Restate, word for word, all of the material shown below.

## start

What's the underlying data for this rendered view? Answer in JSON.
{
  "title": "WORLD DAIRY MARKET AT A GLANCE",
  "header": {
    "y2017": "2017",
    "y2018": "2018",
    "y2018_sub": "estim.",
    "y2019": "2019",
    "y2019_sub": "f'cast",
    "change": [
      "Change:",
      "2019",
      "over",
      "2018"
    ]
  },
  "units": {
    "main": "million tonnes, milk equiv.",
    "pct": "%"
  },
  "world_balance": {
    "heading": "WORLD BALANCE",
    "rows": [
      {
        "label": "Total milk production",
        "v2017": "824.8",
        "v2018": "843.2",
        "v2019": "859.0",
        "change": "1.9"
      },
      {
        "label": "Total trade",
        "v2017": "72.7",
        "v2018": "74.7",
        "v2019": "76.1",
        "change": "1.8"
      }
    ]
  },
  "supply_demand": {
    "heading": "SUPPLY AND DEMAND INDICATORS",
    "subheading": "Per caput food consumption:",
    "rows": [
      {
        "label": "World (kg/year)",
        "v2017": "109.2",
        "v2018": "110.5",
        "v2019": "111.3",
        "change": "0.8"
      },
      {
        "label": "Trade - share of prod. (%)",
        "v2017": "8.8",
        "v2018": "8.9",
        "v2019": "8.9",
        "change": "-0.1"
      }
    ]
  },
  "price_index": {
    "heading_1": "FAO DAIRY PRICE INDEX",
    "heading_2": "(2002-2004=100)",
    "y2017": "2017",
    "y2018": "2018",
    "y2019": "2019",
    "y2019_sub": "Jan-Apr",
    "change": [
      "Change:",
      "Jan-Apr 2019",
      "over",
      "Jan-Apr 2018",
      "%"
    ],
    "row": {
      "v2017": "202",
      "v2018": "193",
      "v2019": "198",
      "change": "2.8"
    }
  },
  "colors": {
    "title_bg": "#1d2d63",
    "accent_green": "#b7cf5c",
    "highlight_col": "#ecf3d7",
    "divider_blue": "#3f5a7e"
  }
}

## end

Correct output:
What's the underlying data for this rendered view? Answer in JSON.
{
  "title": "WORLD DAIRY MARKET AT A GLANCE",
  "header": {
    "y2017": "2017",
    "y2018": "2018",
    "y2018_sub": "estim.",
    "y2019": "2019",
    "y2019_sub": "f'cast",
    "change": [
      "Change:",
      "2019",
      "over",
      "2018"
    ]
  },
  "units": {
    "main": "million tonnes, milk equiv.",
    "pct": "%"
  },
  "world_balance": {
    "heading": "WORLD BALANCE",
    "rows": [
      {
        "label": "Total milk production",
        "v2017": "824.8",
        "v2018": "843.2",
        "v2019": "859.0",
        "change": "1.9"
      },
      {
        "label": "Total trade",
        "v2017": "72.7",
        "v2018": "74.7",
        "v2019": "76.1",
        "change": "1.8"
      }
    ]
  },
  "supply_demand": {
    "heading": "SUPPLY AND DEMAND INDICATORS",
    "subheading": "Per caput food consumption:",
    "rows": [
      {
        "label": "World (kg/year)",
        "v2017": "109.2",
        "v2018": "110.5",
        "v2019": "111.3",
        "change": "0.8"
      },
      {
        "label": "Trade - share of prod. (%)",
        "v2017": "8.8",
        "v2018": "8.9",
        "v2019": "8.9",
        "change": "-0.1"
      }
    ]
  },
  "price_index": {
    "heading_1": "FAO DAIRY PRICE INDEX",
    "heading_2": "(2002-2004=100)",
    "y2017": "2017",
    "y2018": "2018",
    "y2019": "2019",
    "y2019_sub": "Jan-Apr",
    "change": [
      "Change:",
      "Jan-Apr 2019",
      "over",
      "Jan-Apr 2018",
      "%"
    ],
    "row": {
      "v2017": "202",
      "v2018": "193",
      "v2019": "198",
      "change": "2.8"
    }
  },
  "colors": {
    "title_bg": "#1d2d63",
    "accent_green": "#b7cf5c",
    "highlight_col": "#ecf3d7",
    "divider_blue": "#3f5a7e"
  }
}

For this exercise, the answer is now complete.